▶ [The exercise]:
Transcribe all of the material below word for word and leave out its pictures.

▶ [Records]:

============

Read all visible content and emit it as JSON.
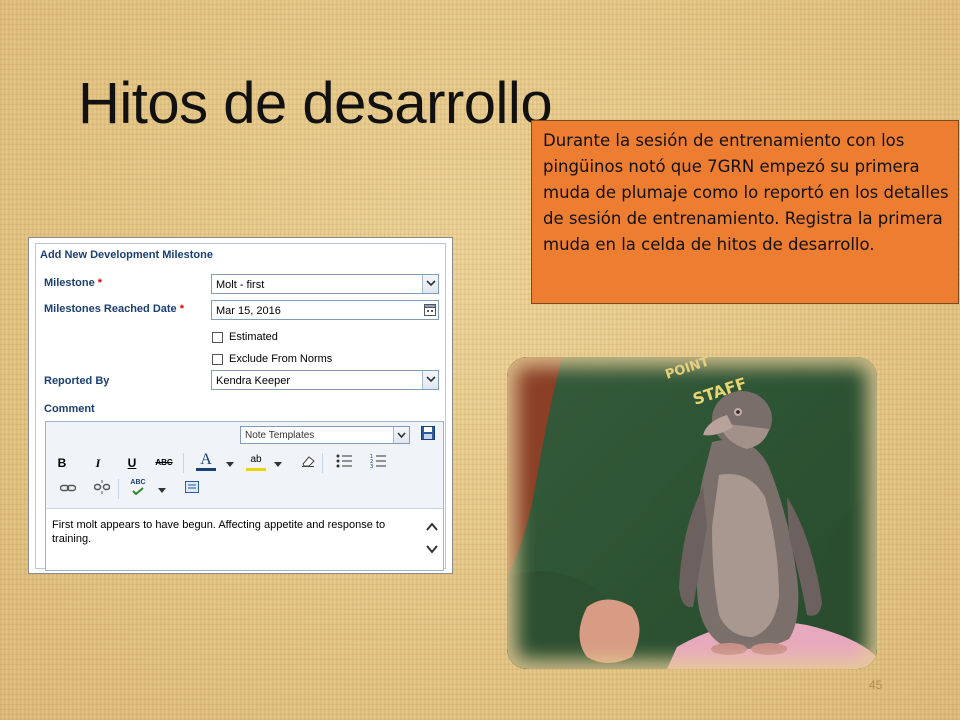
{
  "slide": {
    "title": "Hitos de desarrollo",
    "page_number": "45"
  },
  "callout": {
    "text": "Durante la sesión de entrenamiento con los pingüinos notó que 7GRN empezó su primera muda de plumaje como lo reportó en los detalles de sesión de entrenamiento.  Registra la primera muda en la celda de hitos de desarrollo.",
    "color": "#ed7d31"
  },
  "form": {
    "title": "Add New Development Milestone",
    "milestone_label": "Milestone",
    "required_marker": "*",
    "milestone_value": "Molt - first",
    "date_label": "Milestones Reached Date",
    "date_value": "Mar 15, 2016",
    "estimated_label": "Estimated",
    "exclude_label": "Exclude From Norms",
    "reported_by_label": "Reported By",
    "reported_by_value": "Kendra Keeper",
    "comment_label": "Comment",
    "note_templates_placeholder": "Note Templates",
    "comment_text": "First molt appears to have begun. Affecting appetite and response to training.",
    "label_color": "#1b3f74"
  },
  "toolbar": {
    "bold": "B",
    "italic": "I",
    "underline": "U",
    "strike": "ABC",
    "font_color": "A",
    "highlight": "ab",
    "spell": "ABC"
  },
  "photo": {
    "shirt_text_1": "POINT",
    "shirt_text_2": "STAFF"
  }
}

============

▶ [Exercise answer]:
Read all visible content and emit it as JSON.
{
  "slide": {
    "title": "Hitos de desarrollo",
    "page_number": "45"
  },
  "callout": {
    "text": "Durante la sesión de entrenamiento con los pingüinos notó que 7GRN empezó su primera muda de plumaje como lo reportó en los detalles de sesión de entrenamiento.  Registra la primera muda en la celda de hitos de desarrollo.",
    "color": "#ed7d31"
  },
  "form": {
    "title": "Add New Development Milestone",
    "milestone_label": "Milestone",
    "required_marker": "*",
    "milestone_value": "Molt - first",
    "date_label": "Milestones Reached Date",
    "date_value": "Mar 15, 2016",
    "estimated_label": "Estimated",
    "exclude_label": "Exclude From Norms",
    "reported_by_label": "Reported By",
    "reported_by_value": "Kendra Keeper",
    "comment_label": "Comment",
    "note_templates_placeholder": "Note Templates",
    "comment_text": "First molt appears to have begun. Affecting appetite and response to training.",
    "label_color": "#1b3f74"
  },
  "toolbar": {
    "bold": "B",
    "italic": "I",
    "underline": "U",
    "strike": "ABC",
    "font_color": "A",
    "highlight": "ab",
    "spell": "ABC"
  },
  "photo": {
    "shirt_text_1": "POINT",
    "shirt_text_2": "STAFF"
  }
}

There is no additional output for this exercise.